◆ Exercise brief ◆
Isolate every line in the data with the string "единства" and copy it.

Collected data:
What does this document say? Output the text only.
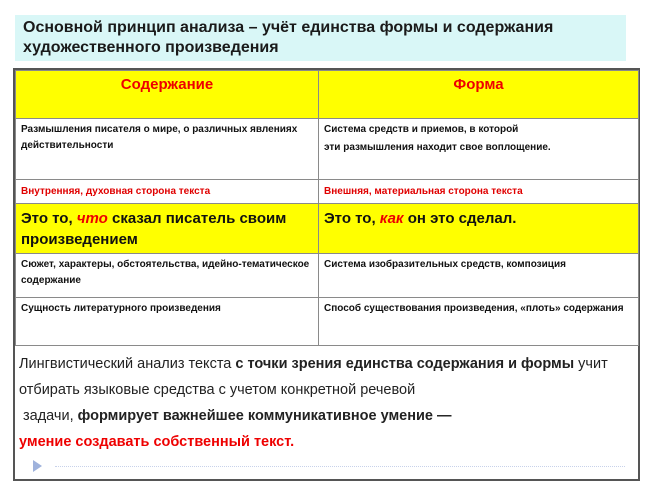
Основной принцип анализа – учёт единства формы и содержания художественного произведения
Содержание	Форма
Размышления писателя о мире, о различных явлениях действительности	Система средств и приемов, в которой
эти размышления находит свое воплощение.

Внутренняя, духовная сторона текста	Внешняя, материальная сторона текста
Это то, что сказал писатель своим произведением	Это то, как он это сделал.
Сюжет, характеры, обстоятельства, идейно-тематическое содержание	Система изобразительных средств, композиция
Сущность литературного произведения	Способ существования произведения, «плоть» содержания

Лингвистический анализ текста с точки зрения единства содержания и формы учит отбирать языковые средства с учетом конкретной речевой

задачи, формирует важнейшее коммуникативное умение —

умение создавать собственный текст.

◆ Final answer ◆
Основной принцип анализа – учёт единства формы и содержания художественного произведения
Лингвистический анализ текста с точки зрения единства содержания и формы учит отбирать языковые средства с учетом конкретной речевой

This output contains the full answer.